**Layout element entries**

..........

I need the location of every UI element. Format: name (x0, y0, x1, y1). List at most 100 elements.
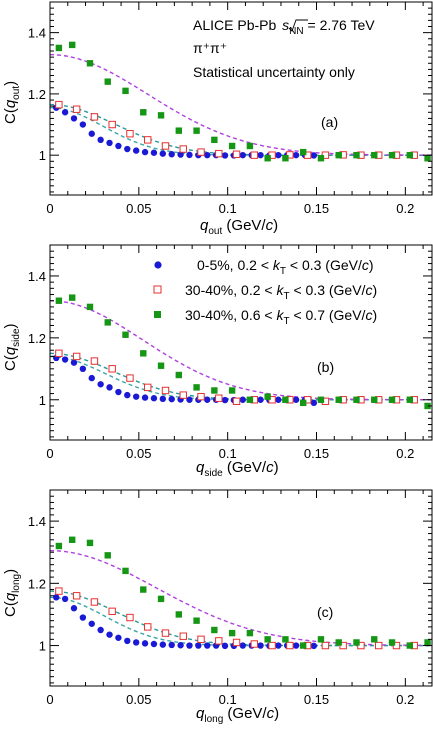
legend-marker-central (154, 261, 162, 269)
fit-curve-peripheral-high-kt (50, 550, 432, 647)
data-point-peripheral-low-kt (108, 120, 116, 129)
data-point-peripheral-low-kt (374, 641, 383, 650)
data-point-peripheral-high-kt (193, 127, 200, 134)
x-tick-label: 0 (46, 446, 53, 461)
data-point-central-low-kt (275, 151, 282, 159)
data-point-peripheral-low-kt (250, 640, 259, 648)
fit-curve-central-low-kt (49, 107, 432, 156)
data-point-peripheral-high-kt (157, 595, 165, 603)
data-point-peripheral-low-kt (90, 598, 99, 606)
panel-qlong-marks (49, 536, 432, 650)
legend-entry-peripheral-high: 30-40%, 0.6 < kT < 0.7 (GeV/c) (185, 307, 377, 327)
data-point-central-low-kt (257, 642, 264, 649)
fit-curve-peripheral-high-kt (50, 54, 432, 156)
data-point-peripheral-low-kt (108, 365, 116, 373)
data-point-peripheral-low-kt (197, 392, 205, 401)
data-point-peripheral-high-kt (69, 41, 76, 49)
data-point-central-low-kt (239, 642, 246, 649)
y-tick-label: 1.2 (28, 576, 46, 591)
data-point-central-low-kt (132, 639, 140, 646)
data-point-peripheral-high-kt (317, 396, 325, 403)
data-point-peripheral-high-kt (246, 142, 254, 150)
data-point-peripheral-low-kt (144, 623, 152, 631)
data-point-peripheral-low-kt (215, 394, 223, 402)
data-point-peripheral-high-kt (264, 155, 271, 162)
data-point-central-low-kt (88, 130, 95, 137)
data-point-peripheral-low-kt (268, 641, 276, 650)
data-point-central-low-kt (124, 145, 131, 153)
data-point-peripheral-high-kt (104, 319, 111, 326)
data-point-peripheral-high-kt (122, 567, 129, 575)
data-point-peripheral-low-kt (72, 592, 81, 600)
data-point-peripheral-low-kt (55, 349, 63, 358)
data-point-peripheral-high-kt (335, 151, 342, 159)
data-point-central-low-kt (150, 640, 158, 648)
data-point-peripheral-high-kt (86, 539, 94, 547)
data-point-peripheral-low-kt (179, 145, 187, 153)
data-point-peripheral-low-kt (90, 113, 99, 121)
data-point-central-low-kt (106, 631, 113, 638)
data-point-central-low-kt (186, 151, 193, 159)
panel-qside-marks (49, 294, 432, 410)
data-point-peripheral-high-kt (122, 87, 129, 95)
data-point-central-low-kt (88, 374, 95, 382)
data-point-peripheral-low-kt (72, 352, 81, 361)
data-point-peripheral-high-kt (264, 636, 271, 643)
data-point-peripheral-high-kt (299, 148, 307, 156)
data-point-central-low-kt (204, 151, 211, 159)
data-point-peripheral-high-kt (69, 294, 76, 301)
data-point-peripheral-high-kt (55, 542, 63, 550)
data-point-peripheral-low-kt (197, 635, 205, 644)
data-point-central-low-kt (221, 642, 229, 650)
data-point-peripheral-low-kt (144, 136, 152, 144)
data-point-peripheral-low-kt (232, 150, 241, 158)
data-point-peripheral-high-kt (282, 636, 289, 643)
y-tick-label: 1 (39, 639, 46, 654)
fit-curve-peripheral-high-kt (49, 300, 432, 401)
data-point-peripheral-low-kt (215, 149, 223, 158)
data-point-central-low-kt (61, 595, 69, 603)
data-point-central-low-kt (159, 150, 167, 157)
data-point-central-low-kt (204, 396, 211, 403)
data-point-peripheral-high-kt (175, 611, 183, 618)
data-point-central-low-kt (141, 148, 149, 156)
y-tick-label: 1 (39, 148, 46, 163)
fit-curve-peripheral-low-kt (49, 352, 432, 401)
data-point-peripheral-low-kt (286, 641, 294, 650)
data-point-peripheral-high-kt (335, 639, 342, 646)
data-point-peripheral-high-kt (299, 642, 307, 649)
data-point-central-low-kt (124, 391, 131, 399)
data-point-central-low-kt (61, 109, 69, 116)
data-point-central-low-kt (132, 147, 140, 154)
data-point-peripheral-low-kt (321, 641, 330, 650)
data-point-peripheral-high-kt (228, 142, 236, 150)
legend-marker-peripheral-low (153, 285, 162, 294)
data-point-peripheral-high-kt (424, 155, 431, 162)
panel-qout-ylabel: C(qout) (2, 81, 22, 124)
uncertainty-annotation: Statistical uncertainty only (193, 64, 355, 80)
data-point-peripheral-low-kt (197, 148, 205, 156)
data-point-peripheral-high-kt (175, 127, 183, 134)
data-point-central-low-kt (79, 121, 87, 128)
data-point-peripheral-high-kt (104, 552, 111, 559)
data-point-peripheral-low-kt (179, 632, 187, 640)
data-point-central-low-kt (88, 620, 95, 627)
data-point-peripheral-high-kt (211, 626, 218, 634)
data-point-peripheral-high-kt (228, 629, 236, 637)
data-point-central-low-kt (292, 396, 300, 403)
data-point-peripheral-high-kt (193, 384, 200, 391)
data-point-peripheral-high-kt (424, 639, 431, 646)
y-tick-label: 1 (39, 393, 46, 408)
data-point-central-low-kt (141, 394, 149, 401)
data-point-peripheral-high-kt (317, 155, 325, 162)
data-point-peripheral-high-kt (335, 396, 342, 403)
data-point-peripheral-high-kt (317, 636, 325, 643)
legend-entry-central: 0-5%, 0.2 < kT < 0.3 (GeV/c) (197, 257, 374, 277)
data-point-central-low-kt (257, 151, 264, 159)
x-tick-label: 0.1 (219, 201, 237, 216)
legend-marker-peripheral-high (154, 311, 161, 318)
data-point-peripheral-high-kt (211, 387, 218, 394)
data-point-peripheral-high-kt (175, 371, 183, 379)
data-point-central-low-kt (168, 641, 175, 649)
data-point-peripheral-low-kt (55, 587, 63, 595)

..........

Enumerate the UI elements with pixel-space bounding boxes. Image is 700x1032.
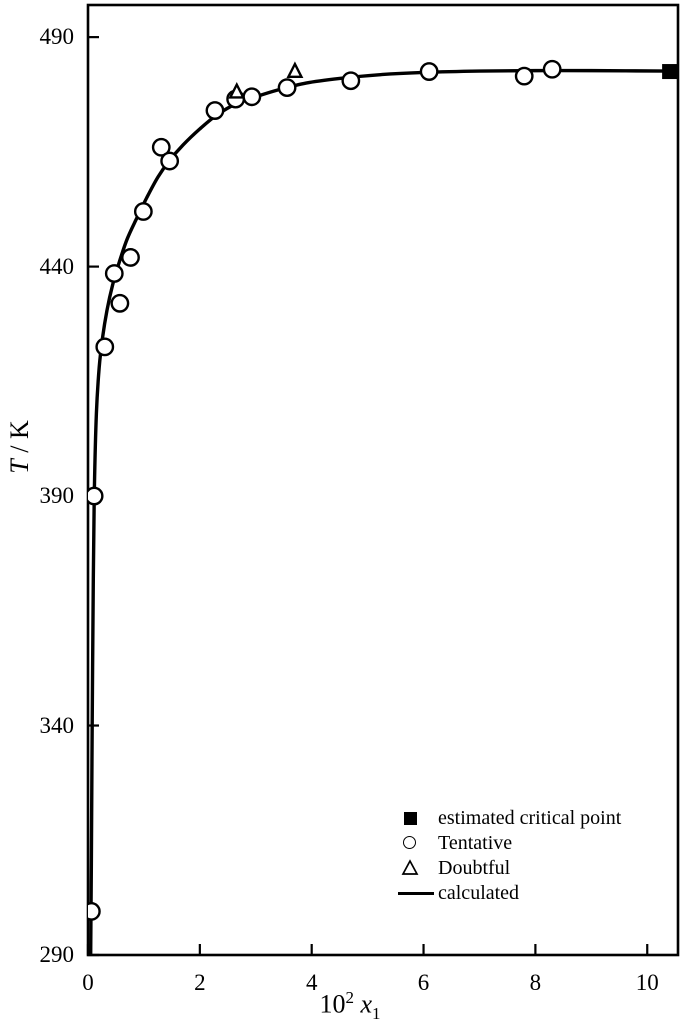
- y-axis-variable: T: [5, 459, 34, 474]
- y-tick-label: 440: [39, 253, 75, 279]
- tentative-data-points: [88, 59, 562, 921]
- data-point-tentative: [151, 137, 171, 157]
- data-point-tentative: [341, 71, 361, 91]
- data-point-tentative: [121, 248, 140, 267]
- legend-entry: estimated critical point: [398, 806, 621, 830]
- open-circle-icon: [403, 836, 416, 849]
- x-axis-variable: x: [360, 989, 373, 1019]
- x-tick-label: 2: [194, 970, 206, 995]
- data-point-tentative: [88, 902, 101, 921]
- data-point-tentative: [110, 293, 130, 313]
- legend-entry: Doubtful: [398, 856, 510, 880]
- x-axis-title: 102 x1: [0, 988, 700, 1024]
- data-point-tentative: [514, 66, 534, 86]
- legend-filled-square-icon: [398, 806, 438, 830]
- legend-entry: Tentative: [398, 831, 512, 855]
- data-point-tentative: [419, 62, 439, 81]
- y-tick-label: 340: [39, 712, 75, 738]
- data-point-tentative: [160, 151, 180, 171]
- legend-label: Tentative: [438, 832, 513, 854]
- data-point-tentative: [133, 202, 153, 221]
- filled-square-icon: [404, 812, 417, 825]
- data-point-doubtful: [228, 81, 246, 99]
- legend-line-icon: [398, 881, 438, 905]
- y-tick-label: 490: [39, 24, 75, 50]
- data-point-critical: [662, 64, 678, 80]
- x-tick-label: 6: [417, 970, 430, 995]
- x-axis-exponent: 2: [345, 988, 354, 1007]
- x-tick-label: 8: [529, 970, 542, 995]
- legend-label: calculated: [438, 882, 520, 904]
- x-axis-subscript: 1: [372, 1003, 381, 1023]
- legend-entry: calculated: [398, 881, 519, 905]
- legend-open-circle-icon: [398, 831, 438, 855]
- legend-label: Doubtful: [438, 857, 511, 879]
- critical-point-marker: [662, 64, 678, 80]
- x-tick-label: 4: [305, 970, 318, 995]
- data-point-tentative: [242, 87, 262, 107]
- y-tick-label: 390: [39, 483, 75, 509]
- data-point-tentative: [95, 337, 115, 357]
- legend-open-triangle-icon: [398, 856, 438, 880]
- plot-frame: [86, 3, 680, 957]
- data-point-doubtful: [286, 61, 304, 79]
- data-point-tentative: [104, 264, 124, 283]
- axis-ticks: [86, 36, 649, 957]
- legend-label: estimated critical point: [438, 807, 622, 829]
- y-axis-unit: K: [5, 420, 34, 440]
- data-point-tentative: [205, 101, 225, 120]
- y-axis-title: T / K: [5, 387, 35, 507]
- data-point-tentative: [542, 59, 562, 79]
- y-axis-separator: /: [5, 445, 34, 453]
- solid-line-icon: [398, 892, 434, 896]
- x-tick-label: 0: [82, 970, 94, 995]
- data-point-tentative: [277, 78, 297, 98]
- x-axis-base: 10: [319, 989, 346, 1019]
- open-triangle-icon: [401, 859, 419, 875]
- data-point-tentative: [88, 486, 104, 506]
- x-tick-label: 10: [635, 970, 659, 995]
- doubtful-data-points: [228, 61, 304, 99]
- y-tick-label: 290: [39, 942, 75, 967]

..........

Reproduce the lines verbatim, beginning with the line that contains "- y-axis-variable: T: [5, 459, 34, 474]" and ending after the line that contains "- data-point-tentative: [160, 151, 180, 171]".

- y-axis-variable: T: [5, 459, 34, 474]
- y-tick-label: 440: [39, 253, 75, 279]
- tentative-data-points: [88, 59, 562, 921]
- data-point-tentative: [151, 137, 171, 157]
- data-point-tentative: [341, 71, 361, 91]
- data-point-tentative: [121, 248, 140, 267]
- legend-entry: estimated critical point: [398, 806, 621, 830]
- open-circle-icon: [403, 836, 416, 849]
- x-axis-variable: x: [360, 989, 373, 1019]
- x-tick-label: 2: [194, 970, 206, 995]
- data-point-tentative: [88, 902, 101, 921]
- data-point-tentative: [110, 293, 130, 313]
- legend-entry: Doubtful: [398, 856, 510, 880]
- x-axis-title: 102 x1: [0, 988, 700, 1024]
- data-point-tentative: [514, 66, 534, 86]
- legend-filled-square-icon: [398, 806, 438, 830]
- legend-entry: Tentative: [398, 831, 512, 855]
- data-point-tentative: [419, 62, 439, 81]
- y-tick-label: 340: [39, 712, 75, 738]
- data-point-tentative: [160, 151, 180, 171]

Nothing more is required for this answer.